Extracted data entries
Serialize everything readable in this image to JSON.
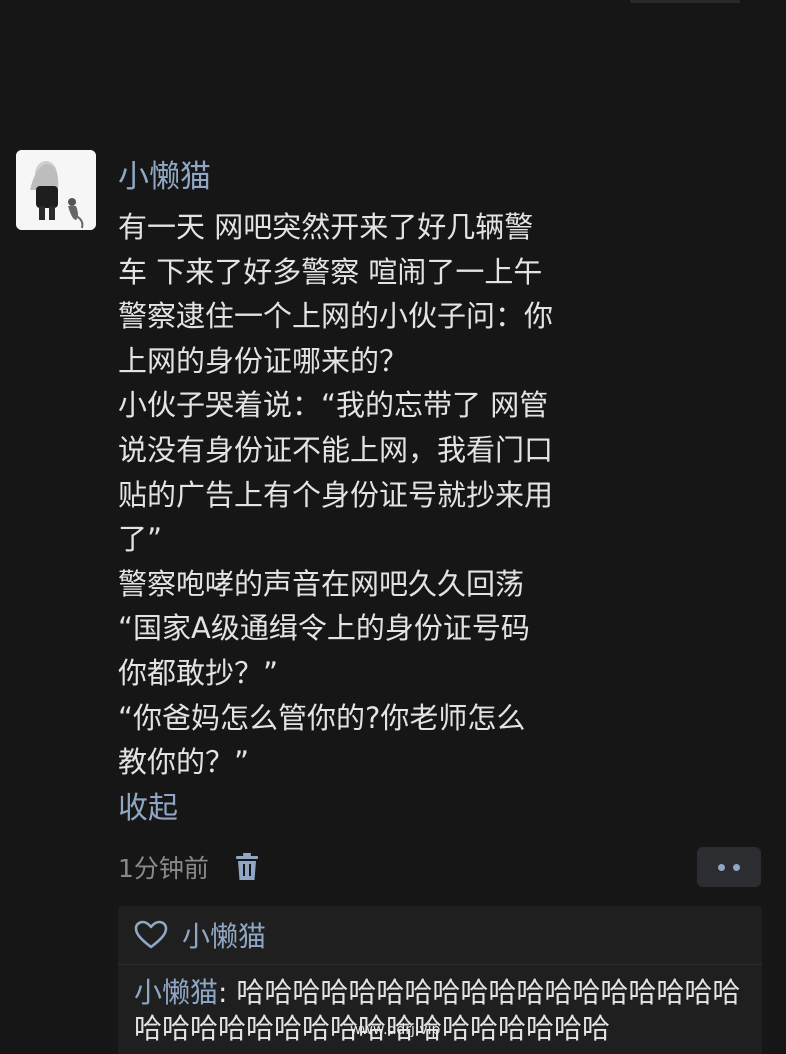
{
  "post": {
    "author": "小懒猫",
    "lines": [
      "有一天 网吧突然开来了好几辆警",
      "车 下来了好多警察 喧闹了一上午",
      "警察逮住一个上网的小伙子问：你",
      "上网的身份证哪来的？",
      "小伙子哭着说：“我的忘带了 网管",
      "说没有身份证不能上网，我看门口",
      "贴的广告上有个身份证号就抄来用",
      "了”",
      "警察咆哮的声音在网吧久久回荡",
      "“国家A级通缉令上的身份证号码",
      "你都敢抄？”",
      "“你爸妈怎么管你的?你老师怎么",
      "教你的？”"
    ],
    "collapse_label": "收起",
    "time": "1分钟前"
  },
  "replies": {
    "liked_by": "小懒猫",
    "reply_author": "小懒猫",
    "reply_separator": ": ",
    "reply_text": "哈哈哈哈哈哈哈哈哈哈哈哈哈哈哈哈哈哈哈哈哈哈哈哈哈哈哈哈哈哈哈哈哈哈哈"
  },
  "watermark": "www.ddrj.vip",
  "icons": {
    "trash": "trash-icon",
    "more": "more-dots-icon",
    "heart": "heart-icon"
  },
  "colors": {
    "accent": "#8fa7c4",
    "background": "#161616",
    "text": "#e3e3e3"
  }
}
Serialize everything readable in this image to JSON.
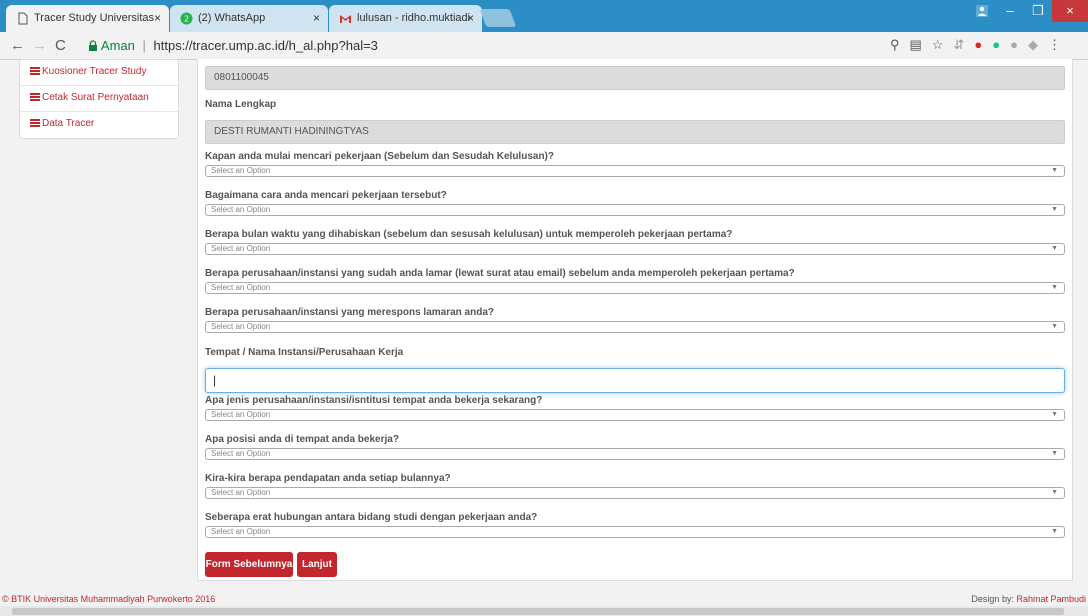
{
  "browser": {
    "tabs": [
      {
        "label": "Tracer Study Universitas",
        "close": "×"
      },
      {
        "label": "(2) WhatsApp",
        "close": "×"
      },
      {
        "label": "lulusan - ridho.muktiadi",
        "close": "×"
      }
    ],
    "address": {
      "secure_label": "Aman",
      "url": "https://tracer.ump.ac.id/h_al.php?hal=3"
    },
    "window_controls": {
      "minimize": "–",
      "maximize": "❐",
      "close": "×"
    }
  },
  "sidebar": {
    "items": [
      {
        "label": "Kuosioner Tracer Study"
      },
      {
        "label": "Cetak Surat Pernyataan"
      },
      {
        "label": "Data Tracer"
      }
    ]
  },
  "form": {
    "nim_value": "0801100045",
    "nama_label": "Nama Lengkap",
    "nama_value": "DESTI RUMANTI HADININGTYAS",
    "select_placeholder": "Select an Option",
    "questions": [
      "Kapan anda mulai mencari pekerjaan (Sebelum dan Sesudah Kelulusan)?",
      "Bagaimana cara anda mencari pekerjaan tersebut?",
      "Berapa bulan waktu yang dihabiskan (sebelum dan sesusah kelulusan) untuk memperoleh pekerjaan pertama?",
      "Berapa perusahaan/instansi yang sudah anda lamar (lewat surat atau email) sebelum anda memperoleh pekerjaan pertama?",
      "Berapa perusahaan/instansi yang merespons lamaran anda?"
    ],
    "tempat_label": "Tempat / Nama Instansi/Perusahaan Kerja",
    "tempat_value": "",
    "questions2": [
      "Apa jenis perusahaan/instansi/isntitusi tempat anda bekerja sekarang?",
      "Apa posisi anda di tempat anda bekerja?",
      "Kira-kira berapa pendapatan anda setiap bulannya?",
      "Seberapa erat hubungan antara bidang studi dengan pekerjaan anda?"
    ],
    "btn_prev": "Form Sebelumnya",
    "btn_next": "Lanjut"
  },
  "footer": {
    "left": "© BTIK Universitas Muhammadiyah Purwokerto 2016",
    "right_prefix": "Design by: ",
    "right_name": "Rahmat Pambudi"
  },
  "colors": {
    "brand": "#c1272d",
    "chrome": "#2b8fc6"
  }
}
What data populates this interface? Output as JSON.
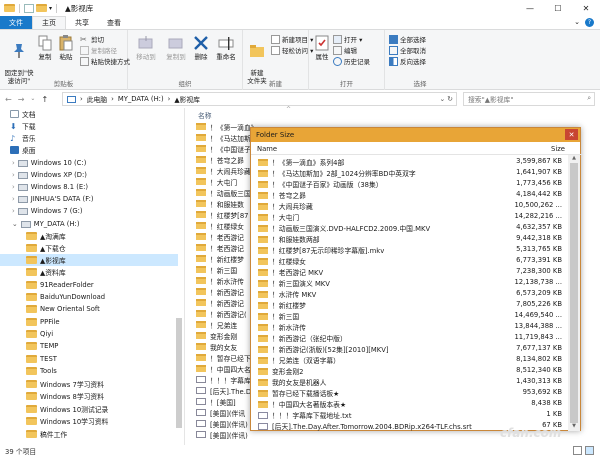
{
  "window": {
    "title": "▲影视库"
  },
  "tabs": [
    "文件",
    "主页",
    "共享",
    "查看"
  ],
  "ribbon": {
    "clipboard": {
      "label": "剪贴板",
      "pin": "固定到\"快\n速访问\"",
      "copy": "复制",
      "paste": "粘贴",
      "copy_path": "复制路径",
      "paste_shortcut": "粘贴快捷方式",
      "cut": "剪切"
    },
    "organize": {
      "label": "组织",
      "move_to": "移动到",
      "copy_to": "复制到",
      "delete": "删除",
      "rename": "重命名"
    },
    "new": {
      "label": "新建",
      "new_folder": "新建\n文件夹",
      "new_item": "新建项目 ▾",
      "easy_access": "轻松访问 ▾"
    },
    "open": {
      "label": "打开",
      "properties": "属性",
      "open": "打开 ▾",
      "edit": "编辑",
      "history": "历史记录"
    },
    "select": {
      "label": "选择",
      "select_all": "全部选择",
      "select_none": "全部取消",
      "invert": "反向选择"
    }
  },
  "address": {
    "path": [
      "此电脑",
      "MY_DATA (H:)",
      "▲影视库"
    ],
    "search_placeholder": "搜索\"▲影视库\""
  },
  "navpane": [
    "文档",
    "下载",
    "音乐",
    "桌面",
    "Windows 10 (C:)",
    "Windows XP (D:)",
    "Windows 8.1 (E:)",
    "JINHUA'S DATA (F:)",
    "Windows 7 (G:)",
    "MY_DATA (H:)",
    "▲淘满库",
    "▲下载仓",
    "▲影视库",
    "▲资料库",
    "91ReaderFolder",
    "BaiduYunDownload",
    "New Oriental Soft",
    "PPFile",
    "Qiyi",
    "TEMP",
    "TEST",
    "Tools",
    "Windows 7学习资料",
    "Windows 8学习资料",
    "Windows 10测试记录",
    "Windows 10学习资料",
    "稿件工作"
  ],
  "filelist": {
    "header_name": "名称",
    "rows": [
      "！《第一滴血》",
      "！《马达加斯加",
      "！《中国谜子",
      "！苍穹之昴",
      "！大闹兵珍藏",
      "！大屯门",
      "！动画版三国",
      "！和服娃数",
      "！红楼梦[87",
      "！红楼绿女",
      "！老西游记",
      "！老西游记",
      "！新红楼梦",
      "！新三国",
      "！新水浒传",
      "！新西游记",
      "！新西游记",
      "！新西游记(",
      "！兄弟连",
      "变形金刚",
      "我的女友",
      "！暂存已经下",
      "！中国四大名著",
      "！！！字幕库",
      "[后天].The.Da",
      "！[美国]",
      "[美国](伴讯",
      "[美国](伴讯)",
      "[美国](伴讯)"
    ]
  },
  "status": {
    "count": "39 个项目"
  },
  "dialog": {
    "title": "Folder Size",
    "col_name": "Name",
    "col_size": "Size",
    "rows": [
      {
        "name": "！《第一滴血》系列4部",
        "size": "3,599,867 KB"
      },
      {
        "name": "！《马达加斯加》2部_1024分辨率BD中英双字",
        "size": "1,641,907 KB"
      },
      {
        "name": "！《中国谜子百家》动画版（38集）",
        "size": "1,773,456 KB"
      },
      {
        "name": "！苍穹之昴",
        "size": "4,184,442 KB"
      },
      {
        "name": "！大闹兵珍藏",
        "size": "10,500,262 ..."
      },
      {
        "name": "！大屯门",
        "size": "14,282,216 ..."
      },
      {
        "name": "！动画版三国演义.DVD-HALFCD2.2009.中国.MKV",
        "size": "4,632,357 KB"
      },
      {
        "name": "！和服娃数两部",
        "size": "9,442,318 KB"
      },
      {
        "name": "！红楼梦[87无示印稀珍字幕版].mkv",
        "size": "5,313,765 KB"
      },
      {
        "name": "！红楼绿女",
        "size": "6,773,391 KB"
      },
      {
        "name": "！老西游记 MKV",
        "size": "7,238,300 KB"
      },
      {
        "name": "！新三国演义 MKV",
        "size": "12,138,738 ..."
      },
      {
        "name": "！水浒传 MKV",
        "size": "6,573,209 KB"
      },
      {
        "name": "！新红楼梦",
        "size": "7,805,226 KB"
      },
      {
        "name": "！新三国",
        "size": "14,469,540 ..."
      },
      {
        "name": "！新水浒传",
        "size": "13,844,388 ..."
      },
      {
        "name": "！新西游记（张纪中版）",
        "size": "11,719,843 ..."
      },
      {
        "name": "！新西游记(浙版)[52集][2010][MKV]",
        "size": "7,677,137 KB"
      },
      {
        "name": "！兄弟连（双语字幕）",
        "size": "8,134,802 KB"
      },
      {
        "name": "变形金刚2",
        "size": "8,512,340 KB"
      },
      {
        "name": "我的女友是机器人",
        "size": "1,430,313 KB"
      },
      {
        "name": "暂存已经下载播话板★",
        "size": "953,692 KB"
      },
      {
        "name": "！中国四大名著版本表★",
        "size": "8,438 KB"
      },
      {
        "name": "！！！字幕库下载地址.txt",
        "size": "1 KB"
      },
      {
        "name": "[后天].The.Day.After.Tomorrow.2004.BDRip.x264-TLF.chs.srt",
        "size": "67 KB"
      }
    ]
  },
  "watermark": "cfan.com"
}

*What to do*
Return every line of the preceding records in which the word "Study" appears.

*Task solution*
        "label": "Tracer Study Universitas",
        "label": "Kuosioner Tracer Study"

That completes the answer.